Identify all lines in the listing that include the word "ylabel", and copy them out.
#### Given data
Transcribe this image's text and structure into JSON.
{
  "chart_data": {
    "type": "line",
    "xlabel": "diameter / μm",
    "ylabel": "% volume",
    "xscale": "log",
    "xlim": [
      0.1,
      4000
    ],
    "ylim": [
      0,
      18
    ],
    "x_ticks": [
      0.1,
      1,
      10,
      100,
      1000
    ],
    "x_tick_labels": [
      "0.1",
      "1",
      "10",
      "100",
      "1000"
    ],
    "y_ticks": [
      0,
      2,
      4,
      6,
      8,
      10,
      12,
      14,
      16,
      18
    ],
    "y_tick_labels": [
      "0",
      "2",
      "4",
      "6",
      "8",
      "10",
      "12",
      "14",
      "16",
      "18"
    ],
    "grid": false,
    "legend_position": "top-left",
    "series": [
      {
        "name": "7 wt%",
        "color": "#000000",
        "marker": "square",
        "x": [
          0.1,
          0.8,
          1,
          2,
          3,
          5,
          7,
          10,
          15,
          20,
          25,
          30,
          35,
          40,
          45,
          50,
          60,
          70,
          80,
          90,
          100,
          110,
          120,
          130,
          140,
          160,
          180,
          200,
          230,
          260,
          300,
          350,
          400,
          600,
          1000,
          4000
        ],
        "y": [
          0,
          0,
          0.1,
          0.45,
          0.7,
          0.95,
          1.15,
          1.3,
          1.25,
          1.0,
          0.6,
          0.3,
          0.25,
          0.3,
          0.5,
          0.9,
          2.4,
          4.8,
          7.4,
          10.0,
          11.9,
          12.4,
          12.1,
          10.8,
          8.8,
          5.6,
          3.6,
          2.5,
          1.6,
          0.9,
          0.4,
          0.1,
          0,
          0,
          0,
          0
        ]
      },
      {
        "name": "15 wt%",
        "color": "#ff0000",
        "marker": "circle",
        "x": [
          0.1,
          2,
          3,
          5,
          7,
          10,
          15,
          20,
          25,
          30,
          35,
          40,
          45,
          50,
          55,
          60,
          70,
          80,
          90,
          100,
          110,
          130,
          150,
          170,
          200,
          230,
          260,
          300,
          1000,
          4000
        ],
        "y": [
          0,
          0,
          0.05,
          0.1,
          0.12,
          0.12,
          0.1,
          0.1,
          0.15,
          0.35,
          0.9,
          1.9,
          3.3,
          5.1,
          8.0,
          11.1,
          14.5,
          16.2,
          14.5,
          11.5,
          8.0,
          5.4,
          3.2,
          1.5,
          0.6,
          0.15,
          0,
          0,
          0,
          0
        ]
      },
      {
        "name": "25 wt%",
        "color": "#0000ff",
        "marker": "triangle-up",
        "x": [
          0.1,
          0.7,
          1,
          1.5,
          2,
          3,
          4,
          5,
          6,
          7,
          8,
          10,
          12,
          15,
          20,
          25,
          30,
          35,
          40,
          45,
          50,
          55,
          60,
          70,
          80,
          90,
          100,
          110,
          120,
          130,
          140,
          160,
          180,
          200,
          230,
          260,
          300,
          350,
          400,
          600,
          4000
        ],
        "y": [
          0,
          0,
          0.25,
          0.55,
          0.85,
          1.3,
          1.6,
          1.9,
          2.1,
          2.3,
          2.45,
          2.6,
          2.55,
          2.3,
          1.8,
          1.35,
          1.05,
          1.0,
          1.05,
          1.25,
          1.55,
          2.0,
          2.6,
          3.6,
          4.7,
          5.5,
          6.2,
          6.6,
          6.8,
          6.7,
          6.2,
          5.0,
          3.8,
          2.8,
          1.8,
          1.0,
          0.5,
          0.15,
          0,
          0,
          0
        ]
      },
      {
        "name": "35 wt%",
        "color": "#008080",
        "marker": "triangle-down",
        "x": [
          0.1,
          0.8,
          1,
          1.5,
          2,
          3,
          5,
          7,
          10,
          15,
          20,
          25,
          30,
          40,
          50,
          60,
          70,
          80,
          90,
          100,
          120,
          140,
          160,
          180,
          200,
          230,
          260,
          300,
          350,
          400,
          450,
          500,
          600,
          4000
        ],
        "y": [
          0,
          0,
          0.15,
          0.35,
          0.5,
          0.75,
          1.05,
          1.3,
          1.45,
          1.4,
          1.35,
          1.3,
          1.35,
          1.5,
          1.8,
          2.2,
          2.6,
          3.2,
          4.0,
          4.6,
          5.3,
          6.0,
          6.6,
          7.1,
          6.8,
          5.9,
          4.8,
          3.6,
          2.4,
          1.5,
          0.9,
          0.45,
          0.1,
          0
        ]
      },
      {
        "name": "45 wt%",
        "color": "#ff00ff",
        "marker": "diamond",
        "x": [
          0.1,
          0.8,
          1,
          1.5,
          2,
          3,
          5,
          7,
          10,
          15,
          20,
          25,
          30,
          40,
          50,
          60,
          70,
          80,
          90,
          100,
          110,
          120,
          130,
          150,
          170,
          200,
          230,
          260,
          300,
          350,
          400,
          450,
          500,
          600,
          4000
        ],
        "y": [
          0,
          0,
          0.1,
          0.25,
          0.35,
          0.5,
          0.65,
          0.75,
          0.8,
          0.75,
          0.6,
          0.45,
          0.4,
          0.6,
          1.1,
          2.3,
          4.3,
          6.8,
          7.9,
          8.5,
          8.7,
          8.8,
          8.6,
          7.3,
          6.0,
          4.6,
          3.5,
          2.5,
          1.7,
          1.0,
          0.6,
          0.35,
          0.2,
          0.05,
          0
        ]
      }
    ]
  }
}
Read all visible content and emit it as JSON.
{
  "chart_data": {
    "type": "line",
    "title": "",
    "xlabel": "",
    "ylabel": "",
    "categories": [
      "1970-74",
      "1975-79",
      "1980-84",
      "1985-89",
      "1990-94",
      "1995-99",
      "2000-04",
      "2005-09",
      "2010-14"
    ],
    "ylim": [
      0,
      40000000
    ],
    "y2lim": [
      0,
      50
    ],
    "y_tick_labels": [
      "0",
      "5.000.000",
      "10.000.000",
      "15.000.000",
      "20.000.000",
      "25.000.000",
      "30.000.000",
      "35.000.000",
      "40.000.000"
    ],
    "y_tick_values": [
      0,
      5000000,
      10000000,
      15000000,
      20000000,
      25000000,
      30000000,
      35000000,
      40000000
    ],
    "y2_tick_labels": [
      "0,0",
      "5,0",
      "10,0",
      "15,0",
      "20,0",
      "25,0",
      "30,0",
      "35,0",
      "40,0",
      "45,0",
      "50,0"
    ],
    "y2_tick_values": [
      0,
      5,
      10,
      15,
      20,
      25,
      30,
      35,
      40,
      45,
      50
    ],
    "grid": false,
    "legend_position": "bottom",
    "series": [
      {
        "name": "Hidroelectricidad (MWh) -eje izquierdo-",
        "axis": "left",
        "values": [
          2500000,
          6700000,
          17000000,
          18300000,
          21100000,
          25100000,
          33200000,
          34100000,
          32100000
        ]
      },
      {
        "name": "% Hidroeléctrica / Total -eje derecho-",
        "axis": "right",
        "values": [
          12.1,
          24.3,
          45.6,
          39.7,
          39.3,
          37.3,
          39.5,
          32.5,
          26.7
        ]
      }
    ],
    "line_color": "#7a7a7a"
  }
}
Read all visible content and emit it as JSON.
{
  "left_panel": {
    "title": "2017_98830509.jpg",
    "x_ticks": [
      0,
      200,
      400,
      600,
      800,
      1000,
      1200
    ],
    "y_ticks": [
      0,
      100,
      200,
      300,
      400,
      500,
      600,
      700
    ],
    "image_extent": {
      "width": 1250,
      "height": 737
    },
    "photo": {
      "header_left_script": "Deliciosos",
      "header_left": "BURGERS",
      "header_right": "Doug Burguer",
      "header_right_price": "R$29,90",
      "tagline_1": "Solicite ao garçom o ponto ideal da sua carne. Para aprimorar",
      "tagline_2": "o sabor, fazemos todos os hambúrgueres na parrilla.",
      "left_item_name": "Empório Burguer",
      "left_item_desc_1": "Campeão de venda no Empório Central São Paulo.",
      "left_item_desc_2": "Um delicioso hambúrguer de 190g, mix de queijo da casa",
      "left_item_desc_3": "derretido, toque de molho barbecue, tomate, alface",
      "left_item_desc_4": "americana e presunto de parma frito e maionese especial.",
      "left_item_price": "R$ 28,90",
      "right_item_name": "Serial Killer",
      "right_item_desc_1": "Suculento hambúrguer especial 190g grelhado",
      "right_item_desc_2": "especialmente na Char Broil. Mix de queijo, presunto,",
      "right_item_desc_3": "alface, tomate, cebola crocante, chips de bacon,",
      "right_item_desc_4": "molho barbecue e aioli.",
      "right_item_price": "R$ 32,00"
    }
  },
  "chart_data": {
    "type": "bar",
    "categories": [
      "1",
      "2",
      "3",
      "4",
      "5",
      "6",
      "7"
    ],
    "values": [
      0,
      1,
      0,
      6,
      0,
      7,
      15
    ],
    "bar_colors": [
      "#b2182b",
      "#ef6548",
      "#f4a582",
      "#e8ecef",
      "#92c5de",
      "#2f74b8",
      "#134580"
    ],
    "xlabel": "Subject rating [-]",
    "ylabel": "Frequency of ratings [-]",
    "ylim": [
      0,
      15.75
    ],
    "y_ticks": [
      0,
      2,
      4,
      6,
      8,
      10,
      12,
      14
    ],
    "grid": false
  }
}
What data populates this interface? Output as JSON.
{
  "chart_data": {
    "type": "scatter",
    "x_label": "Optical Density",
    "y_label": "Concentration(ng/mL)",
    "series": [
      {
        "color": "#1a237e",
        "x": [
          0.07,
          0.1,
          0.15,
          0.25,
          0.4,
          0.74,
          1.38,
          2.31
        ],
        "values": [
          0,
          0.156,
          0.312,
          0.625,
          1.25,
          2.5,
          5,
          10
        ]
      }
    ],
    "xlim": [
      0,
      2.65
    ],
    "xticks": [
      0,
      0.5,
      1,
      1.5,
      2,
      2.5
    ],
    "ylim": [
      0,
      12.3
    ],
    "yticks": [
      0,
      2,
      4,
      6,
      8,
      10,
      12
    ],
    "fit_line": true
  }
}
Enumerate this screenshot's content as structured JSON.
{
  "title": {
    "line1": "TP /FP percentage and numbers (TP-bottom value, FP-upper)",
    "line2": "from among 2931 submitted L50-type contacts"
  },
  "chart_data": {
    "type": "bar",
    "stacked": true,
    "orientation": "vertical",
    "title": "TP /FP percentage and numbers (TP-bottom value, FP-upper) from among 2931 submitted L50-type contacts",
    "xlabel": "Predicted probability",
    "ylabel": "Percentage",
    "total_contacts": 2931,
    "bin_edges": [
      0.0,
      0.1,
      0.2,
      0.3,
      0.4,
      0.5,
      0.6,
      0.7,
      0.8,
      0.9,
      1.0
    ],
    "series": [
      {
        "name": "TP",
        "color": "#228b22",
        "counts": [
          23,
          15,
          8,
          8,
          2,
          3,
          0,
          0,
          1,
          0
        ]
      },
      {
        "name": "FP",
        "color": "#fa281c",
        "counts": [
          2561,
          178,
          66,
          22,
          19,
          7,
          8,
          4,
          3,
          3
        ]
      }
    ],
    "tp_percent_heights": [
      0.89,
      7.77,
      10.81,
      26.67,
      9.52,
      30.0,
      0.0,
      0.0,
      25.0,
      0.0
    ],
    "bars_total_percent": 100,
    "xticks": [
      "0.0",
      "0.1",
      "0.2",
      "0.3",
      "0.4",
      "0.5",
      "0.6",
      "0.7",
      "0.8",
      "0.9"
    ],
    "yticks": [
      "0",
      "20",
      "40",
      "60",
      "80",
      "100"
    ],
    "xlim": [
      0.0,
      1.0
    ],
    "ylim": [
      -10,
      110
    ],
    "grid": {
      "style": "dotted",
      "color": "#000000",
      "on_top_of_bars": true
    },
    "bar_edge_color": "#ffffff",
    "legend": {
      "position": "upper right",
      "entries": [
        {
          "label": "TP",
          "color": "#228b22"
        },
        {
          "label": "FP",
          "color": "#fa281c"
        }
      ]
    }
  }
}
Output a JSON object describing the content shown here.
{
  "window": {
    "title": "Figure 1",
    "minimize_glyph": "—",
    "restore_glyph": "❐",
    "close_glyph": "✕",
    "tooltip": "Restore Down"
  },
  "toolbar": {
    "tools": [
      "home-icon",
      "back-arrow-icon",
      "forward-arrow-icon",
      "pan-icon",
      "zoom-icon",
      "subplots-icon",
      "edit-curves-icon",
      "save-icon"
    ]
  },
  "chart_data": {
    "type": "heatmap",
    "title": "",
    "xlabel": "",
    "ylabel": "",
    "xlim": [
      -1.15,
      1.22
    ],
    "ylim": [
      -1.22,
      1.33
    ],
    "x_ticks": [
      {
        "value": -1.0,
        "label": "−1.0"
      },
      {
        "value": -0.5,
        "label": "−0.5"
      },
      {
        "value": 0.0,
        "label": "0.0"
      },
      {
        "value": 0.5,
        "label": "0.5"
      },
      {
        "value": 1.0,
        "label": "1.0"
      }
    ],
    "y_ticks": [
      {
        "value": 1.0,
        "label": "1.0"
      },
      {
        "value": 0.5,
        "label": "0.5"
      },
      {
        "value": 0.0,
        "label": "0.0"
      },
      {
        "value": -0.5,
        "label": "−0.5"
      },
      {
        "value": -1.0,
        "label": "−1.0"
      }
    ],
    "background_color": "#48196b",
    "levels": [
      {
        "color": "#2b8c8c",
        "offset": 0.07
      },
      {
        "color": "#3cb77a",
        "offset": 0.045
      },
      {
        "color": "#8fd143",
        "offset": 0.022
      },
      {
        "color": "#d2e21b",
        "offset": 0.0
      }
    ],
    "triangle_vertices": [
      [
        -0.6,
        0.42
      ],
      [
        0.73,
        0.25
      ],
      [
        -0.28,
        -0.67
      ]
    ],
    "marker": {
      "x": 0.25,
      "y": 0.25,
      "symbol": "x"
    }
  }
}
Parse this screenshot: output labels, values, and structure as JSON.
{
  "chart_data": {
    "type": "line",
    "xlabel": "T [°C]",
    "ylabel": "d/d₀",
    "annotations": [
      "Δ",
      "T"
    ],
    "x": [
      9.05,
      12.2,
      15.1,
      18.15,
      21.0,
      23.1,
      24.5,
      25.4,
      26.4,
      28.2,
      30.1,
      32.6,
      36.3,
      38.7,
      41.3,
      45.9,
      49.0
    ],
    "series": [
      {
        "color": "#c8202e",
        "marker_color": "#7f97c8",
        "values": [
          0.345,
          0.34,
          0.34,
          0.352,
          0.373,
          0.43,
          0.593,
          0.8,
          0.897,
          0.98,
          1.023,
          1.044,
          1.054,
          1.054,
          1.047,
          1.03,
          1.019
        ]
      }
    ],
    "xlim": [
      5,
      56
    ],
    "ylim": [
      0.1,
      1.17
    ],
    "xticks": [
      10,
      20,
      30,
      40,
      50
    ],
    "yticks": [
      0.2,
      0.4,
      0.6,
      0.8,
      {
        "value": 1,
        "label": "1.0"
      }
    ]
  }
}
########
» **Complete output**:
    "ylabel": "% volume",
    "ylabel": "",
    "ylabel": "Frequency of ratings [-]",
    "ylabel": "Percentage",
    "ylabel": "",
    "ylabel": "d/d₀",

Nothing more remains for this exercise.